DOCUMENT SECTION start
41. The Folk Saying Goes: "If You Know One, Two, Three, You Can Study to Be an Immortal." How Is This Explained?
The Dao Ancestor said: "The Dao produces the One. The One produces the Two. The Two produces the Three. The Three produces all things."
The subtle wonder of the character "one" is limitless. If a person attains it, can they not become an immortal or a sage? The "center" in "hold faithfully to the center" is simply the "One." This "One" is the heart-method transmitted from sage to sage.
To know the origin of this "One," you must sincerely seek the Dao. Only after receiving the Dao will you understand the true origin of this "One" within your own body. The folk saying goes: "Speaking of the Dao, do not stray from the body. Forging iron, do not stray from the anvil." The ancient sages said: "Seek within yourself and you will find it."
The One is the self-nature. In heaven it is Principle. In humanity it is Nature. Nature is the One. Qi is the Two. The body is the Three. Therefore: if you know One, Two, Three, you can study to be an immortal. The Dao encompasses everything. Whoever can accord with creation in every movement and stillness — that is the true Dao.
42. Isn't It Better to Explain Everything First and Then Seek the Dao?
In these times the human heart has lost its ancient purity, and the true and false stand side by side. We must test the seeker's Buddha-affinity and observe their wisdom — can they distinguish true from false? Only then do we transmit. If we explained everything first, how would we discern?
DOCUMENT SECTION end
_COMPLETE THE FOLLOWING_
• A. Answer these questions about the Dao text:
(i) According to the Dao Ancestor, what does the Three produce?
(ii) Which of the One, the Two, and the Three is Qi equated with?
(iii) Before transmitting, what is tested in the seeker?
• B. Update the Dao text, starting at "In these times" and ending at "would we discern?", with "Buddha-affinity" changed to "sincerity".
• C. Go on with the Dao text from where it stops.
The listing that comes next has nothing to do with the Dao text.
INFORMATION PROVIDED start
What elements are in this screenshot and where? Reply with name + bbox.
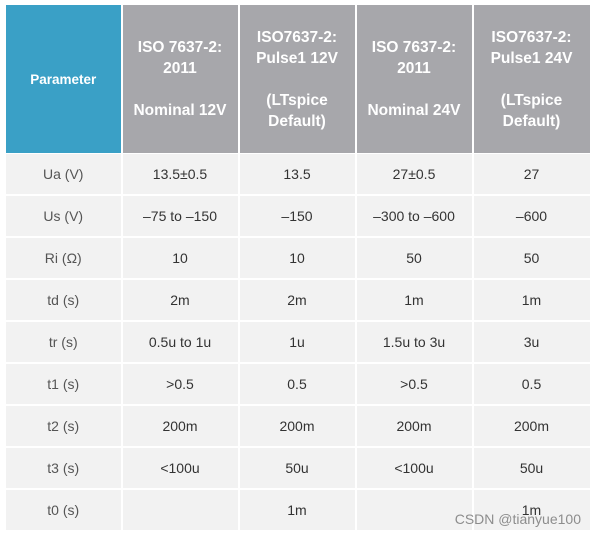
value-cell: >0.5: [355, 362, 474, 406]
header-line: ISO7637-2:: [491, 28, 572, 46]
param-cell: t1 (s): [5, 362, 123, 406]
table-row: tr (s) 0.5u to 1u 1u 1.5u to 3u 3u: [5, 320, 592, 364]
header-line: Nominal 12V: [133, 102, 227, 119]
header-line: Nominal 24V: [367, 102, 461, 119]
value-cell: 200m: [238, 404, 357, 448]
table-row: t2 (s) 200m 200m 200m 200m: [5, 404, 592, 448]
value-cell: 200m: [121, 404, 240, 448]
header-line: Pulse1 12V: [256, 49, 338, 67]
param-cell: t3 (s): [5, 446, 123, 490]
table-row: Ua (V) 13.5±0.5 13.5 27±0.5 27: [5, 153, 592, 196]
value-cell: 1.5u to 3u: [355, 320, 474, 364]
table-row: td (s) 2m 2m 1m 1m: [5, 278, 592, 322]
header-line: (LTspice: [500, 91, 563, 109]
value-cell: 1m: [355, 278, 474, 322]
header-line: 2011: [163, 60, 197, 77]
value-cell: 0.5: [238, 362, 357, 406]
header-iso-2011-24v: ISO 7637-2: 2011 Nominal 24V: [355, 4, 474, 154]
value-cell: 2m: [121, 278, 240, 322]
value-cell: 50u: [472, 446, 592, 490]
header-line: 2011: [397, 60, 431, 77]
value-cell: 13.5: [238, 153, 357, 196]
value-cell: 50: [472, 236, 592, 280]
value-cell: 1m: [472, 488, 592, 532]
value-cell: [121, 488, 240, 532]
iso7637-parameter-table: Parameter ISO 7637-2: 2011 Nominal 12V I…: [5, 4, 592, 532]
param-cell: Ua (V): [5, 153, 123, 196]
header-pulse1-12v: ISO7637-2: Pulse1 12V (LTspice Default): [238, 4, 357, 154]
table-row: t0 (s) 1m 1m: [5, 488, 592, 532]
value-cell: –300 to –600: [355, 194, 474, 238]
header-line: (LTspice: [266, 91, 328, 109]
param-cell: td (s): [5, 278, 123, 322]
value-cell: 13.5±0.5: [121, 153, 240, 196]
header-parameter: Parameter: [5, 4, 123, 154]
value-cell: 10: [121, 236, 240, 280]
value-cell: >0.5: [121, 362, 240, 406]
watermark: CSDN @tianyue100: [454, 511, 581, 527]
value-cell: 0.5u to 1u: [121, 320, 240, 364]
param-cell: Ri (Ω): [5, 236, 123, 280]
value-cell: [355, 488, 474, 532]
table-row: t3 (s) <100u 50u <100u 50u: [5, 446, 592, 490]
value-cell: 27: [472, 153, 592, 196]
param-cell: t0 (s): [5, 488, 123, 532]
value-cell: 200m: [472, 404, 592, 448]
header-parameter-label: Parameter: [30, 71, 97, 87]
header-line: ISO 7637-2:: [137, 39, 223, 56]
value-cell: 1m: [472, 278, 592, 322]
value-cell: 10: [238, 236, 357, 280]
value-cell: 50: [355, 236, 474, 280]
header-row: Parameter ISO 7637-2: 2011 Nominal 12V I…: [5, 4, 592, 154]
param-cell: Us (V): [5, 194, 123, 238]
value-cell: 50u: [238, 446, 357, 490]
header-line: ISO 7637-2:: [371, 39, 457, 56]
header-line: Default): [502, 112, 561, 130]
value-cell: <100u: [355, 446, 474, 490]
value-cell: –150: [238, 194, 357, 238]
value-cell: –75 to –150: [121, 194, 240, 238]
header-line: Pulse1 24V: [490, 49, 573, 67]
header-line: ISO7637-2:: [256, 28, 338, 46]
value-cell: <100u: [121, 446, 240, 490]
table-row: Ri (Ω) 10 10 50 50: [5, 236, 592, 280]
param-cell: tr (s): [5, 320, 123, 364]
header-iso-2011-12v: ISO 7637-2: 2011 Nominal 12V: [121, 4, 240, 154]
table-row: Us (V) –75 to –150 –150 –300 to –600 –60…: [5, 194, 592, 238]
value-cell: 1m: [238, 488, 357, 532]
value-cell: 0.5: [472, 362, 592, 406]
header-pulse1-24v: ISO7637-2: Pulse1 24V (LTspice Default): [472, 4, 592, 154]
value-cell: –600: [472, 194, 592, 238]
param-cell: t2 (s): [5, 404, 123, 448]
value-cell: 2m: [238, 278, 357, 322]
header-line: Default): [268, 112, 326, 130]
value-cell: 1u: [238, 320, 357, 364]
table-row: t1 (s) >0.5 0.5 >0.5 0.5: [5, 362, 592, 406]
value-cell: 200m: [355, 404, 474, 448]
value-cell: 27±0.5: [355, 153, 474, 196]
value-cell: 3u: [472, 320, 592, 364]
INFORMATION PROVIDED end
_SET OF ANSWERS_
• A.
(i) All things.
(ii) The Two.
(iii) The seeker's Buddha-affinity.

• B.
In these times the human heart has lost its ancient purity, and the true and false stand side by side. We must test the seeker's sincerity and observe their wisdom — can they distinguish true from false? Only then do we transmit. If we explained everything first, how would we discern?

• C.
Moreover, the heart-method transmitted from immortal to immortal and sage to sage — even the ancient sages did not dare reveal it lightly. How much less should ordinary people? Therefore: the Dao descends only at its appointed time, is transmitted only to the right person. Even now, when the Universal Salvation is wide open, there must first be sincere desire to seek the Dao. Only when the test is genuine can transmission occur. Otherwise, who would dare leak the secret and bring heaven's punishment upon themselves?
43. What Is Meant by "Affinity and Portion"?
Affinity is a matter of past roots. If this person is an original soul, a Buddha-child, with heavenly nature undimmed — the moment they hear of the holy Dao, faith arises. They hear and believe. They believe and cultivate. This person has affinity with the Buddha.
"Portion" means rank. A person with affinity, having received the Dao, holds it in their heart at every moment, fearing to fall behind. They accumulate merit and virtue without the slightest slackness. Such a person will surely complete the Dao. After completion, their rank is determined by their merit. This is having both affinity and portion.
But note: to know and not study is to have no affinity. To study and not practice truly is to have no portion.
The ancients said: "If you don't learn young, you'll have no ability when grown. If you don't learn when strong, you'll have nothing but worry when old."
Do not say: "I won't study today — there's always tomorrow." "I won't study this year — there's always next year." Days and months fly past. The years do not wait for us. If you do not act when you should act, regret will surely follow. A man of resolve does not create cause for regret. When the time for regret comes — is it not too late?
44. What Are the "Original Souls"?
At the beginning of the Assembly of Yin, the world was wild and tangled — humans and beasts indistinguishable, eating raw meat, drinking blood, nesting in trees, living in caves, unable to govern the world. Though there were people, it was as if there were none.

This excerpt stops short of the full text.